-------- DATA RECORDS --------

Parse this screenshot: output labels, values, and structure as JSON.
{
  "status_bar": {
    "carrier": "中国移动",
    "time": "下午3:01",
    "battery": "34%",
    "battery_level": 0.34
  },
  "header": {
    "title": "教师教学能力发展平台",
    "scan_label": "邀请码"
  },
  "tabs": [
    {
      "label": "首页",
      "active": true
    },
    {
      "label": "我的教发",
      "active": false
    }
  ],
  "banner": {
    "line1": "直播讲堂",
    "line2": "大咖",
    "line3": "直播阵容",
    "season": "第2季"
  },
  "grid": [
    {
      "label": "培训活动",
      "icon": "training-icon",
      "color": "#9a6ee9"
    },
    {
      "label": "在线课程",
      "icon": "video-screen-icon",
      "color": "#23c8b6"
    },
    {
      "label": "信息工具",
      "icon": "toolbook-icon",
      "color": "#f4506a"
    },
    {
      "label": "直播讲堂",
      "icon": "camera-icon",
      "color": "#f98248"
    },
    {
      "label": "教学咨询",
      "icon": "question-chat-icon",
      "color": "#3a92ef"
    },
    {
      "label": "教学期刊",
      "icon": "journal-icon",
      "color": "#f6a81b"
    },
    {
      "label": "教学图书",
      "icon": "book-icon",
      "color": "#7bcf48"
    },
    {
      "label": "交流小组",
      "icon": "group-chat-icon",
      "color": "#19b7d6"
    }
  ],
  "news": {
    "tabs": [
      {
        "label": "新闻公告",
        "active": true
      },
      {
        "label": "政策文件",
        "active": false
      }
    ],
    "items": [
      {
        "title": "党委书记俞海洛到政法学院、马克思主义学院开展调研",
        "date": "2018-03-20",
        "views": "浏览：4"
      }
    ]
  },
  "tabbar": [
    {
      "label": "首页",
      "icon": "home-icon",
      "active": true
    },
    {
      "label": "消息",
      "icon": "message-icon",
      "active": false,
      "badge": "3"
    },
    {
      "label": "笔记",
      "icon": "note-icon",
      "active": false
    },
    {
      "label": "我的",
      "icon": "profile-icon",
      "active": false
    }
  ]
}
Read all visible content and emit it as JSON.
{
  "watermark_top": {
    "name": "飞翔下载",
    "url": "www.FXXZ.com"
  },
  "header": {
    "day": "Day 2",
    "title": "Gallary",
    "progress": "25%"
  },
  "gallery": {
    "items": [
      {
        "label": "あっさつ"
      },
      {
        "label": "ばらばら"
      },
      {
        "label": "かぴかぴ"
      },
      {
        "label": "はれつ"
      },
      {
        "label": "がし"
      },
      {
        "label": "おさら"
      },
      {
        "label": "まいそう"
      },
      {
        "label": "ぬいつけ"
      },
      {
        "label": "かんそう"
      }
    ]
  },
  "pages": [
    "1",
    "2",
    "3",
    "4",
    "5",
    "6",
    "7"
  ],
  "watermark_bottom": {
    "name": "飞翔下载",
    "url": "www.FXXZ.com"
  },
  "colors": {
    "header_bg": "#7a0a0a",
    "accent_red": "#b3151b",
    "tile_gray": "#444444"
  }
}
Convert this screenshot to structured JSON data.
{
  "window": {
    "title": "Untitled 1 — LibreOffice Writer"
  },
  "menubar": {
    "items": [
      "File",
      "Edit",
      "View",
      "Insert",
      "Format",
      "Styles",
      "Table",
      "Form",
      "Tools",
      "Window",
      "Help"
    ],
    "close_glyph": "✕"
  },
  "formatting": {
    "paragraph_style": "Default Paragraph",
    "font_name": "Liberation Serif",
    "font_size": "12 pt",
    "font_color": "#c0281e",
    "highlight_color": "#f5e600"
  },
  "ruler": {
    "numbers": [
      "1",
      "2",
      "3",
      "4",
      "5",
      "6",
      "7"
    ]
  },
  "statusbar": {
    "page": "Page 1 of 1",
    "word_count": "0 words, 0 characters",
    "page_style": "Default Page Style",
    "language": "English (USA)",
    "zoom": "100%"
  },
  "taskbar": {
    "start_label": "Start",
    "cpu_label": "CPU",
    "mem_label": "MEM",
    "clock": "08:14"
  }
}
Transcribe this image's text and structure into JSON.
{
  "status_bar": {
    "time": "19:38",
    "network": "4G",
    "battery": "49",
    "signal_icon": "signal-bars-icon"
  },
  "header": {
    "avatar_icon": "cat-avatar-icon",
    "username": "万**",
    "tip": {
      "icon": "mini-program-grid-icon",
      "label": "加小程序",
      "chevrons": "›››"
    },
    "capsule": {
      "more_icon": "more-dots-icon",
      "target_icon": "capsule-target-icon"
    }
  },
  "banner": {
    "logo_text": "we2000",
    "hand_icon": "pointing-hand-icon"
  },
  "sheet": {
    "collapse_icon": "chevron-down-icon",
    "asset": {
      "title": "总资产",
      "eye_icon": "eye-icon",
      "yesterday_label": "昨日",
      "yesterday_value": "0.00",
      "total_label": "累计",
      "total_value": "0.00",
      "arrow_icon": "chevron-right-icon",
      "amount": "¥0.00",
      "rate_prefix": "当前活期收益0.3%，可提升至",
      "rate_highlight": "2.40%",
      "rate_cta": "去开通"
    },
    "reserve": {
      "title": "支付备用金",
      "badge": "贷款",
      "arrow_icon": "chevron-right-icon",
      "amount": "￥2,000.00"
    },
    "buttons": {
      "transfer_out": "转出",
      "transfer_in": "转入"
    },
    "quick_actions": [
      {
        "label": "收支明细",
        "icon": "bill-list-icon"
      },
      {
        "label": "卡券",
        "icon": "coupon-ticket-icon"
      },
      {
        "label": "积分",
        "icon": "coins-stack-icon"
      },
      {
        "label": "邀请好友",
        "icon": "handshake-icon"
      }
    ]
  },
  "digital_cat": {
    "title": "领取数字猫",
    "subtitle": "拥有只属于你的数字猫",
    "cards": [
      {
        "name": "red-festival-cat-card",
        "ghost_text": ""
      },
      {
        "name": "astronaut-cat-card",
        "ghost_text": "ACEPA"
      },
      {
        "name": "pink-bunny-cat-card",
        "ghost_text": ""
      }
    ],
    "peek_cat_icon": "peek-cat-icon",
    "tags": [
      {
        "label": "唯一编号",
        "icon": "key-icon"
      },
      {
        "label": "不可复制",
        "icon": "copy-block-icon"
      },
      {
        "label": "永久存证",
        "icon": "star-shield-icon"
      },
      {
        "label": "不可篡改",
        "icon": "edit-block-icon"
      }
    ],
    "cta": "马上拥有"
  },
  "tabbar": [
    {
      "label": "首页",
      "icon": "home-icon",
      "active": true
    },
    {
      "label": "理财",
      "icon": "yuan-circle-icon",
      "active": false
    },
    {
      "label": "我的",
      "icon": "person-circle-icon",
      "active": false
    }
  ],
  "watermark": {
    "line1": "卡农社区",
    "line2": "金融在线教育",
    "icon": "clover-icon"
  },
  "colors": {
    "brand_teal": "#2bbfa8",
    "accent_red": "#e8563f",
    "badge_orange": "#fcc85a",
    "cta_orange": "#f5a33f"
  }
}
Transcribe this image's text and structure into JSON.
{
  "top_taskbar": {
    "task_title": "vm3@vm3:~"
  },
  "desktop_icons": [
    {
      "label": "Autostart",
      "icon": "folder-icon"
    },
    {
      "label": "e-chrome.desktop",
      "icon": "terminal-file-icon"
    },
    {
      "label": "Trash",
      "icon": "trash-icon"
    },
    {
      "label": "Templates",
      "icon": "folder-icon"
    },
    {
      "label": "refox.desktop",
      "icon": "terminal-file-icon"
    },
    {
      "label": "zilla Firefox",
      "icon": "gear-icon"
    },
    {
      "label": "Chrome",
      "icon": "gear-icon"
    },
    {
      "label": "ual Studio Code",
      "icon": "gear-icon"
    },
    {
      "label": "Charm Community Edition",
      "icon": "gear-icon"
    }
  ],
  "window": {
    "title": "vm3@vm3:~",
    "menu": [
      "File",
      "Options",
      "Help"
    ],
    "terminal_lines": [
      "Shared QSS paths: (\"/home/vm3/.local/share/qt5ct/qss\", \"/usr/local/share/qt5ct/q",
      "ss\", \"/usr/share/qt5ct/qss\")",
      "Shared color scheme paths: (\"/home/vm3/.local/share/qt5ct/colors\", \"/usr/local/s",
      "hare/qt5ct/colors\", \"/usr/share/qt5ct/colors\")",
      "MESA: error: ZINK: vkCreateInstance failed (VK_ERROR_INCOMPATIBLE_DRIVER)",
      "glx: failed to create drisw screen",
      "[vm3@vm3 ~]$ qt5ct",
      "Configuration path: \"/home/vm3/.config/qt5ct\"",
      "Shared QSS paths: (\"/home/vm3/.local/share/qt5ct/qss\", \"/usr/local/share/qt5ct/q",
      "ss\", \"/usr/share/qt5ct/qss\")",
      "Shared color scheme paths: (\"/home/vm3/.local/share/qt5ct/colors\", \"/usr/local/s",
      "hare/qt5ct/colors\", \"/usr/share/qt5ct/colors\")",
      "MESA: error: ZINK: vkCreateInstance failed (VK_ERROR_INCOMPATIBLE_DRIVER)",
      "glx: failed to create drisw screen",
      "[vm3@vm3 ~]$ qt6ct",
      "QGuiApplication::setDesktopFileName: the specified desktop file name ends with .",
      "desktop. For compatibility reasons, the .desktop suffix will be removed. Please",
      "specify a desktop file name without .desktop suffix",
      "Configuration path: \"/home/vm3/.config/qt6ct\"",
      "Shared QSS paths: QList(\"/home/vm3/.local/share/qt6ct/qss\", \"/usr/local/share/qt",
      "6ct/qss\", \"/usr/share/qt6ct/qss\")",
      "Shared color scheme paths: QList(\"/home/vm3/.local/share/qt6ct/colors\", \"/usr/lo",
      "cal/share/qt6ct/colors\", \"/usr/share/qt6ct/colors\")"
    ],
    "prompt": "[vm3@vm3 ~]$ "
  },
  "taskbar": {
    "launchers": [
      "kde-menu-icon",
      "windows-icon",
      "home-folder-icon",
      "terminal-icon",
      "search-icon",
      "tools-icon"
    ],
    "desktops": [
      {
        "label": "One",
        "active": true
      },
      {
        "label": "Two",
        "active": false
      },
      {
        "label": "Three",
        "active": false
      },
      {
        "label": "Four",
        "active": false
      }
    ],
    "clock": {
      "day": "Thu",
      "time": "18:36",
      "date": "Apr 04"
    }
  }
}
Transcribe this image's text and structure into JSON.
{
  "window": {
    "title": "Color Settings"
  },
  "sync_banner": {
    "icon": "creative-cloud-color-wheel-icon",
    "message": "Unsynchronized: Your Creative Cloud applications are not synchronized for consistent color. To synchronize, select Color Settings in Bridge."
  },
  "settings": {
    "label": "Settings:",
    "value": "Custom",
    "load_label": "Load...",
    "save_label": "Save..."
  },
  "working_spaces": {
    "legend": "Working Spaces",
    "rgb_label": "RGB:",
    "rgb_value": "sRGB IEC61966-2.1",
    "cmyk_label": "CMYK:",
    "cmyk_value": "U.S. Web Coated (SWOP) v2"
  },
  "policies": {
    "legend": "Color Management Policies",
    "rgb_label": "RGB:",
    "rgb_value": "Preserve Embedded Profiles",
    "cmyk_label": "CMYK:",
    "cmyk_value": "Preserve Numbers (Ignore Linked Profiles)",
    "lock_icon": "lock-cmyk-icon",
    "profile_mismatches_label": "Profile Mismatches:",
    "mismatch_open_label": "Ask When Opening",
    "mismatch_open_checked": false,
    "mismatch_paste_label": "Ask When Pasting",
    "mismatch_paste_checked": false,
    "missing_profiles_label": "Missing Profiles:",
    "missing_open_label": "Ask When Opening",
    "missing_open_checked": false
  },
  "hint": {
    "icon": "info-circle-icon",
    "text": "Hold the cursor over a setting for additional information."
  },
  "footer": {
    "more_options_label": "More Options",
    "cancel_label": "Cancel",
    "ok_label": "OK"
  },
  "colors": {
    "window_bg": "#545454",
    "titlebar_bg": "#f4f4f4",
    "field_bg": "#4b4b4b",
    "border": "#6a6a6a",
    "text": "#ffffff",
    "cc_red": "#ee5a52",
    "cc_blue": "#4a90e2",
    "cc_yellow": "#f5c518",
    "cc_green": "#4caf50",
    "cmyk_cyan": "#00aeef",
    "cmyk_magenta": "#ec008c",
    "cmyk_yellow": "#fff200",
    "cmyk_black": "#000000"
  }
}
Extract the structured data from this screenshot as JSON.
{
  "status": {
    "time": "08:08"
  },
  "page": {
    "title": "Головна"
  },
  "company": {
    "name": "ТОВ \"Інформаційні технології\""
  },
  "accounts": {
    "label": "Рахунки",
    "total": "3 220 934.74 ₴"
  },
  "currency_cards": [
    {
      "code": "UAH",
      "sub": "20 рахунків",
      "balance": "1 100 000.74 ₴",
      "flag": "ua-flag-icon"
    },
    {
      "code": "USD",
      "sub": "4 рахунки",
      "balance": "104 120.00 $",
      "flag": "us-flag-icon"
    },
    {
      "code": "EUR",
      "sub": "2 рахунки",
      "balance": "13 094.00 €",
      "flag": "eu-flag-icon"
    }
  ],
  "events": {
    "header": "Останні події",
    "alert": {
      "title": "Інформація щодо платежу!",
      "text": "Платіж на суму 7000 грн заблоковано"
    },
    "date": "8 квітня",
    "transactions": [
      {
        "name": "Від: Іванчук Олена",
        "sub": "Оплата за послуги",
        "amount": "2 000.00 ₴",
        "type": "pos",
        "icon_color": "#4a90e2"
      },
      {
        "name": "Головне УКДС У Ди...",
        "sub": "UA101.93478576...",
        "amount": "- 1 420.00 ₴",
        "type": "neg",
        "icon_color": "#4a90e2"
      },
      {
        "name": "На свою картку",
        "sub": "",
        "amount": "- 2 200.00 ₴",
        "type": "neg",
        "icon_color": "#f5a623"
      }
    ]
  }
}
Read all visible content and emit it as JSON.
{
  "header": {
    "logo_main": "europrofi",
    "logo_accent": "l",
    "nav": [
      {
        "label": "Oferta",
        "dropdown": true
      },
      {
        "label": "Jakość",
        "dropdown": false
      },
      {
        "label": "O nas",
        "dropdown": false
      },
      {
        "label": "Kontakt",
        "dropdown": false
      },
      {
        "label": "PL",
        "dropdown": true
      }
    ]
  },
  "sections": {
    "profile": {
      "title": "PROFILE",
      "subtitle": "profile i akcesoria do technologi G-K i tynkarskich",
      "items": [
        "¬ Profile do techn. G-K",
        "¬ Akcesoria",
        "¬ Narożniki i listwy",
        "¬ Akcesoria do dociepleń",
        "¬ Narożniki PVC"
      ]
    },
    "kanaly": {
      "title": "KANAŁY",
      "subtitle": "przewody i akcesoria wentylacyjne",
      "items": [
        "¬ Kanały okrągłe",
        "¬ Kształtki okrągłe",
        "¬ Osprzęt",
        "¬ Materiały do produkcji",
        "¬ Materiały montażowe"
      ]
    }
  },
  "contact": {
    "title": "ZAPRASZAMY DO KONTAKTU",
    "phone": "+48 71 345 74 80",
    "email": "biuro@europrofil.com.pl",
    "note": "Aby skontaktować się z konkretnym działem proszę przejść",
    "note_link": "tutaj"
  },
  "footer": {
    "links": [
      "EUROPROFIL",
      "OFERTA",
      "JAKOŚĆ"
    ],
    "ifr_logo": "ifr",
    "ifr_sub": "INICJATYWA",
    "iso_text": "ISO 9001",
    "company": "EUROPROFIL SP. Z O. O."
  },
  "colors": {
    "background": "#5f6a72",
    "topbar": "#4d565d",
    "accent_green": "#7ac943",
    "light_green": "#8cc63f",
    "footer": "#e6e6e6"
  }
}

--------

TASK DETAILS: Copy every line above in which the string "Default" shows up.

EXERCISE SOLUTION:
    "paragraph_style": "Default Paragraph",
    "page_style": "Default Page Style",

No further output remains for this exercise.